#### REQUIRED WORK:
Print every entry, word for word, and skip the images.

#### RECORDS SHOWN:
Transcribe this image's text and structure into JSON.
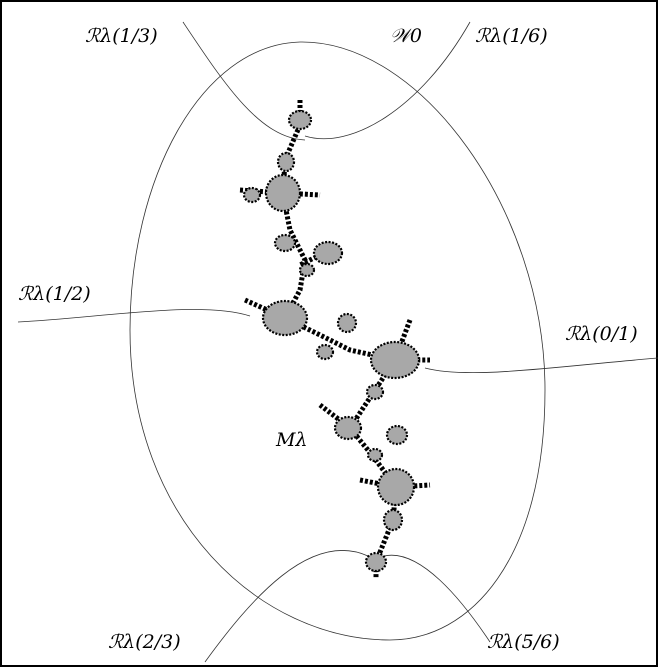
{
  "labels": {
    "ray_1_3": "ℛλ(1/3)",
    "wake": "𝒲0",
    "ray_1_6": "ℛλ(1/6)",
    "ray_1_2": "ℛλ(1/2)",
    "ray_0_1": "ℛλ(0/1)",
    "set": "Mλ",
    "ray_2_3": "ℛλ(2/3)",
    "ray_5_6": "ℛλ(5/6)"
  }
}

#### SOLVED EXERCISE:
Transcribe this image's text and structure into JSON.
{
  "labels": {
    "ray_1_3": "ℛλ(1/3)",
    "wake": "𝒲0",
    "ray_1_6": "ℛλ(1/6)",
    "ray_1_2": "ℛλ(1/2)",
    "ray_0_1": "ℛλ(0/1)",
    "set": "Mλ",
    "ray_2_3": "ℛλ(2/3)",
    "ray_5_6": "ℛλ(5/6)"
  }
}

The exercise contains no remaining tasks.